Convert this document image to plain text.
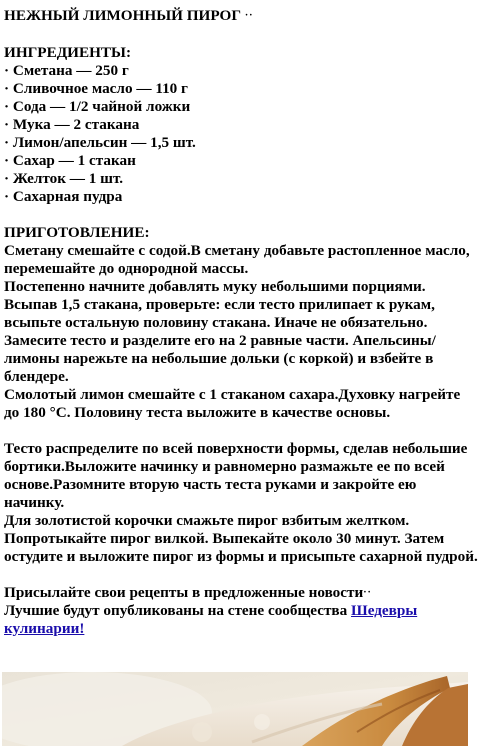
НЕЖНЫЙ ЛИМОННЫЙ ПИРОГ ··

ИНГРЕДИЕНТЫ:

· Сметана — 250 г
· Сливочное масло — 110 г
· Сода — 1/2 чайной ложки
· Мука — 2 стакана
· Лимон/апельсин — 1,5 шт.
· Сахар — 1 стакан
· Желток — 1 шт.
· Сахарная пудра

ПРИГОТОВЛЕНИЕ:

Сметану смешайте с содой.В сметану добавьте растопленное масло, перемешайте до однородной массы.

Постепенно начните добавлять муку небольшими порциями. Всыпав 1,5 стакана, проверьте: если тесто прилипает к рукам, всыпьте остальную половину стакана. Иначе не обязательно.

Замесите тесто и разделите его на 2 равные части. Апельсины/лимоны нарежьте на небольшие дольки (с коркой) и взбейте в блендере.

Смолотый лимон смешайте с 1 стаканом сахара.Духовку нагрейте до 180 °C. Половину теста выложите в качестве основы.

Тесто распределите по всей поверхности формы, сделав небольшие бортики.Выложите начинку и равномерно размажьте ее по всей основе.Разомните вторую часть теста руками и закройте ею начинку.

Для золотистой корочки смажьте пирог взбитым желтком. Попротыкайте пирог вилкой. Выпекайте около 30 минут. Затем остудите и выложите пирог из формы и присыпьте сахарной пудрой.

Присылайте свои рецепты в предложенные новости··

Лучшие будут опубликованы на стене сообщества Шедевры кулинарии!
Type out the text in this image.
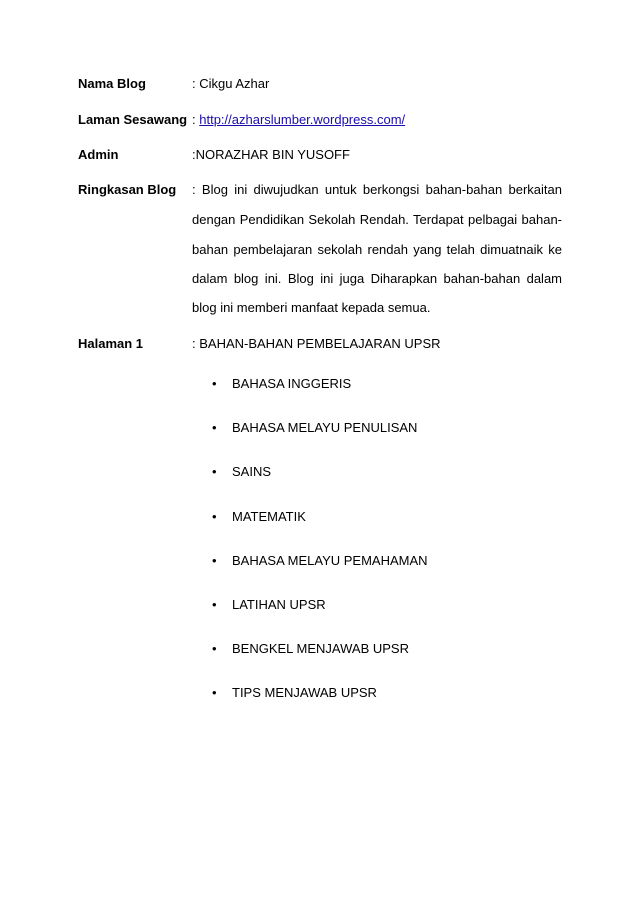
Nama Blog	: Cikgu Azhar
Laman Sesawang : http://azharslumber.wordpress.com/
Admin	:NORAZHAR BIN YUSOFF
Ringkasan Blog : Blog ini diwujudkan untuk berkongsi bahan-bahan berkaitan
dengan Pendidikan Sekolah Rendah. Terdapat pelbagai bahan-
bahan pembelajaran sekolah rendah yang telah dimuatnaik ke
dalam blog ini. Blog ini juga Diharapkan bahan-bahan dalam
blog ini memberi manfaat kepada semua.
Halaman 1	: BAHAN-BAHAN PEMBELAJARAN UPSR
• BAHASA INGGERIS
• BAHASA MELAYU PENULISAN
• SAINS
• MATEMATIK
• BAHASA MELAYU PEMAHAMAN
• LATIHAN UPSR
• BENGKEL MENJAWAB UPSR
• TIPS MENJAWAB UPSR
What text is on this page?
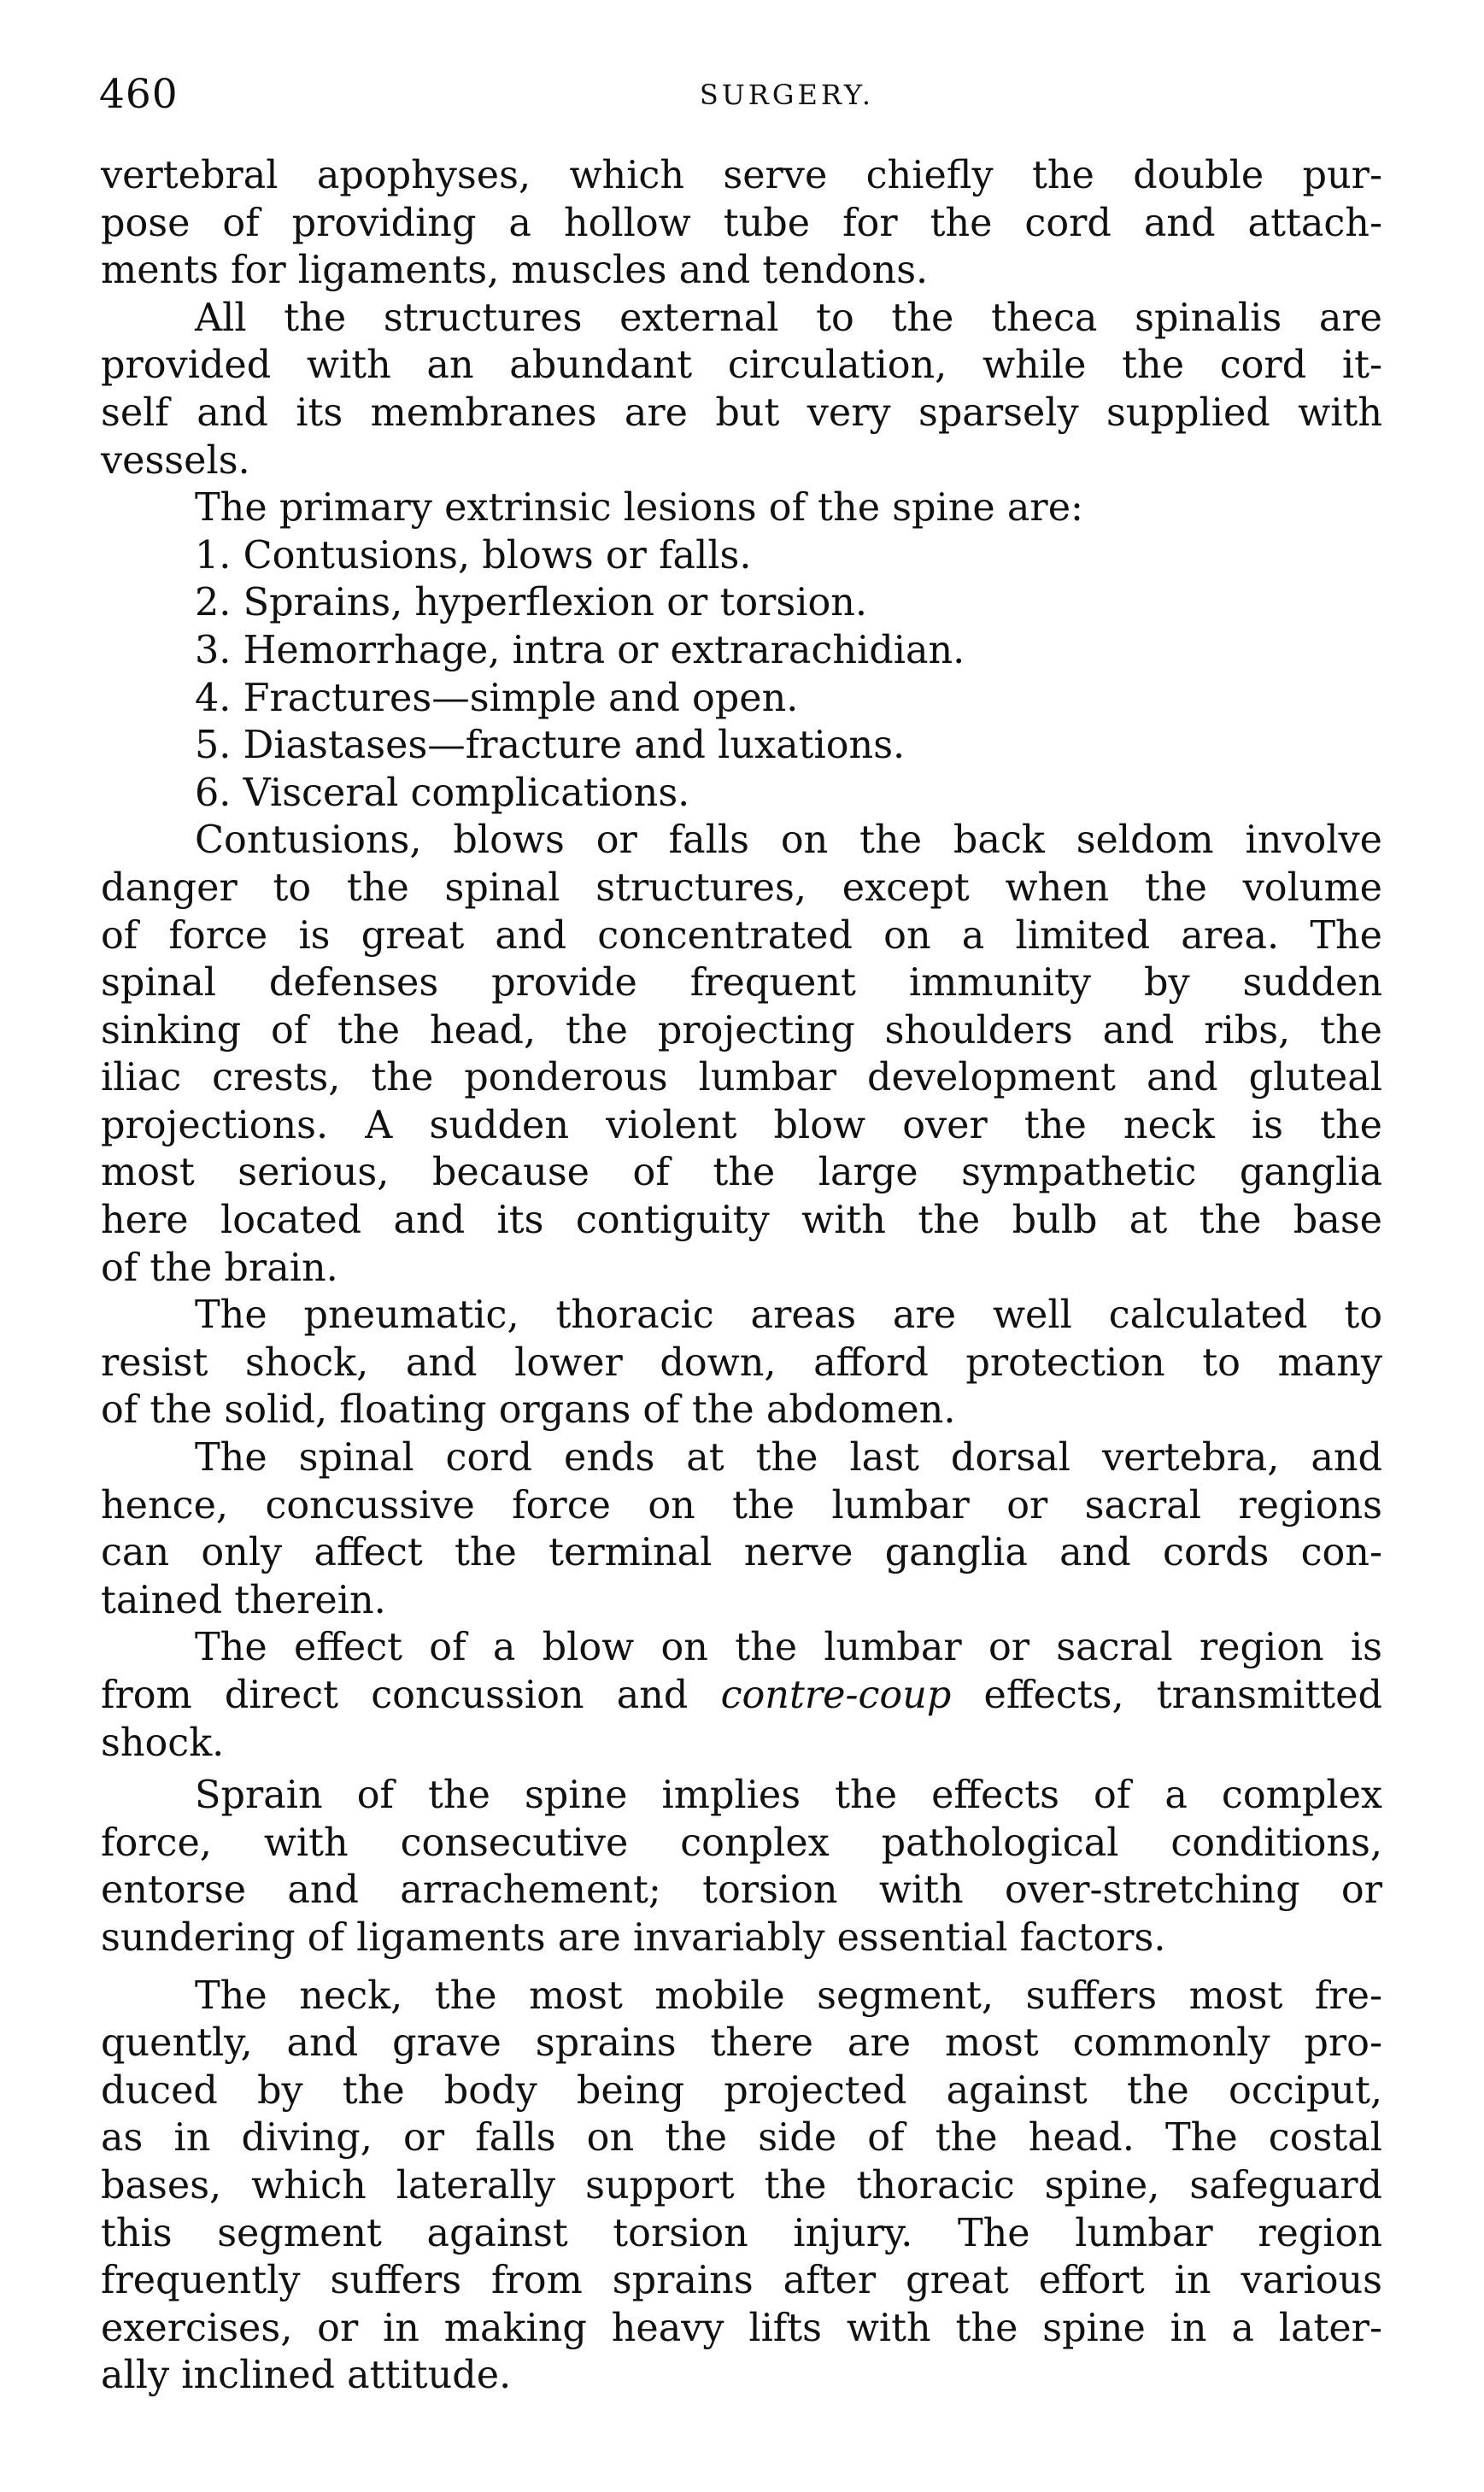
460	SURGERY.
vertebral apophyses, which serve chiefly the double pur-
pose of providing a hollow tube for the cord and attach-
ments for ligaments, muscles and tendons.
All the structures external to the theca spinalis are
provided with an abundant circulation, while the cord it-
self and its membranes are but very sparsely supplied with
vessels.
The primary extrinsic lesions of the spine are:
1. Contusions, blows or falls.
2. Sprains, hyperflexion or torsion.
3. Hemorrhage, intra or extrarachidian.
4. Fractures—simple and open.
5. Diastases—fracture and luxations.
6. Visceral complications.
Contusions, blows or falls on the back seldom involve
danger to the spinal structures, except when the volume
of force is great and concentrated on a limited area. The
spinal defenses provide frequent immunity by sudden
sinking of the head, the projecting shoulders and ribs, the
iliac crests, the ponderous lumbar development and gluteal
projections. A sudden violent blow over the neck is the
most serious, because of the large sympathetic ganglia
here located and its contiguity with the bulb at the base
of the brain.
The pneumatic, thoracic areas are well calculated to
resist shock, and lower down, afford protection to many
of the solid, floating organs of the abdomen.
The spinal cord ends at the last dorsal vertebra, and
hence, concussive force on the lumbar or sacral regions
can only affect the terminal nerve ganglia and cords con-
tained therein.
The effect of a blow on the lumbar or sacral region is
from direct concussion and contre-coup effects, transmitted
shock.
Sprain of the spine implies the effects of a complex
force, with consecutive conplex pathological conditions,
entorse and arrachement; torsion with over-stretching or
sundering of ligaments are invariably essential factors.
The neck, the most mobile segment, suffers most fre-
quently, and grave sprains there are most commonly pro-
duced by the body being projected against the occiput,
as in diving, or falls on the side of the head. The costal
bases, which laterally support the thoracic spine, safeguard
this segment against torsion injury. The lumbar region
frequently suffers from sprains after great effort in various
exercises, or in making heavy lifts with the spine in a later-
ally inclined attitude.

## [EXERCISE DIRECTIONS]
Repeat each entry exactly as given; no pictures belong in the copy.

## [TASK RESPONSE]
Convert this document image to plain text.
НЕЖНЫЙ ЛИМОННЫЙ ПИРОГ ··

ИНГРЕДИЕНТЫ:

· Сметана — 250 г
· Сливочное масло — 110 г
· Сода — 1/2 чайной ложки
· Мука — 2 стакана
· Лимон/апельсин — 1,5 шт.
· Сахар — 1 стакан
· Желток — 1 шт.
· Сахарная пудра

ПРИГОТОВЛЕНИЕ:

Сметану смешайте с содой.В сметану добавьте растопленное масло, перемешайте до однородной массы.

Постепенно начните добавлять муку небольшими порциями. Всыпав 1,5 стакана, проверьте: если тесто прилипает к рукам, всыпьте остальную половину стакана. Иначе не обязательно.

Замесите тесто и разделите его на 2 равные части. Апельсины/лимоны нарежьте на небольшие дольки (с коркой) и взбейте в блендере.

Смолотый лимон смешайте с 1 стаканом сахара.Духовку нагрейте до 180 °C. Половину теста выложите в качестве основы.

Тесто распределите по всей поверхности формы, сделав небольшие бортики.Выложите начинку и равномерно размажьте ее по всей основе.Разомните вторую часть теста руками и закройте ею начинку.

Для золотистой корочки смажьте пирог взбитым желтком. Попротыкайте пирог вилкой. Выпекайте около 30 минут. Затем остудите и выложите пирог из формы и присыпьте сахарной пудрой.

Присылайте свои рецепты в предложенные новости··

Лучшие будут опубликованы на стене сообщества Шедевры кулинарии!
Type out the text in this image.
Nama Blog	: Cikgu Azhar
Laman Sesawang : http://azharslumber.wordpress.com/
Admin	:NORAZHAR BIN YUSOFF
Ringkasan Blog : Blog ini diwujudkan untuk berkongsi bahan-bahan berkaitan
dengan Pendidikan Sekolah Rendah. Terdapat pelbagai bahan-
bahan pembelajaran sekolah rendah yang telah dimuatnaik ke
dalam blog ini. Blog ini juga Diharapkan bahan-bahan dalam
blog ini memberi manfaat kepada semua.
Halaman 1	: BAHAN-BAHAN PEMBELAJARAN UPSR
• BAHASA INGGERIS
• BAHASA MELAYU PENULISAN
• SAINS
• MATEMATIK
• BAHASA MELAYU PEMAHAMAN
• LATIHAN UPSR
• BENGKEL MENJAWAB UPSR
• TIPS MENJAWAB UPSR
What text is on this page?
460	SURGERY.
vertebral apophyses, which serve chiefly the double pur-
pose of providing a hollow tube for the cord and attach-
ments for ligaments, muscles and tendons.
All the structures external to the theca spinalis are
provided with an abundant circulation, while the cord it-
self and its membranes are but very sparsely supplied with
vessels.
The primary extrinsic lesions of the spine are:
1. Contusions, blows or falls.
2. Sprains, hyperflexion or torsion.
3. Hemorrhage, intra or extrarachidian.
4. Fractures—simple and open.
5. Diastases—fracture and luxations.
6. Visceral complications.
Contusions, blows or falls on the back seldom involve
danger to the spinal structures, except when the volume
of force is great and concentrated on a limited area. The
spinal defenses provide frequent immunity by sudden
sinking of the head, the projecting shoulders and ribs, the
iliac crests, the ponderous lumbar development and gluteal
projections. A sudden violent blow over the neck is the
most serious, because of the large sympathetic ganglia
here located and its contiguity with the bulb at the base
of the brain.
The pneumatic, thoracic areas are well calculated to
resist shock, and lower down, afford protection to many
of the solid, floating organs of the abdomen.
The spinal cord ends at the last dorsal vertebra, and
hence, concussive force on the lumbar or sacral regions
can only affect the terminal nerve ganglia and cords con-
tained therein.
The effect of a blow on the lumbar or sacral region is
from direct concussion and contre-coup effects, transmitted
shock.
Sprain of the spine implies the effects of a complex
force, with consecutive conplex pathological conditions,
entorse and arrachement; torsion with over-stretching or
sundering of ligaments are invariably essential factors.
The neck, the most mobile segment, suffers most fre-
quently, and grave sprains there are most commonly pro-
duced by the body being projected against the occiput,
as in diving, or falls on the side of the head. The costal
bases, which laterally support the thoracic spine, safeguard
this segment against torsion injury. The lumbar region
frequently suffers from sprains after great effort in various
exercises, or in making heavy lifts with the spine in a later-
ally inclined attitude.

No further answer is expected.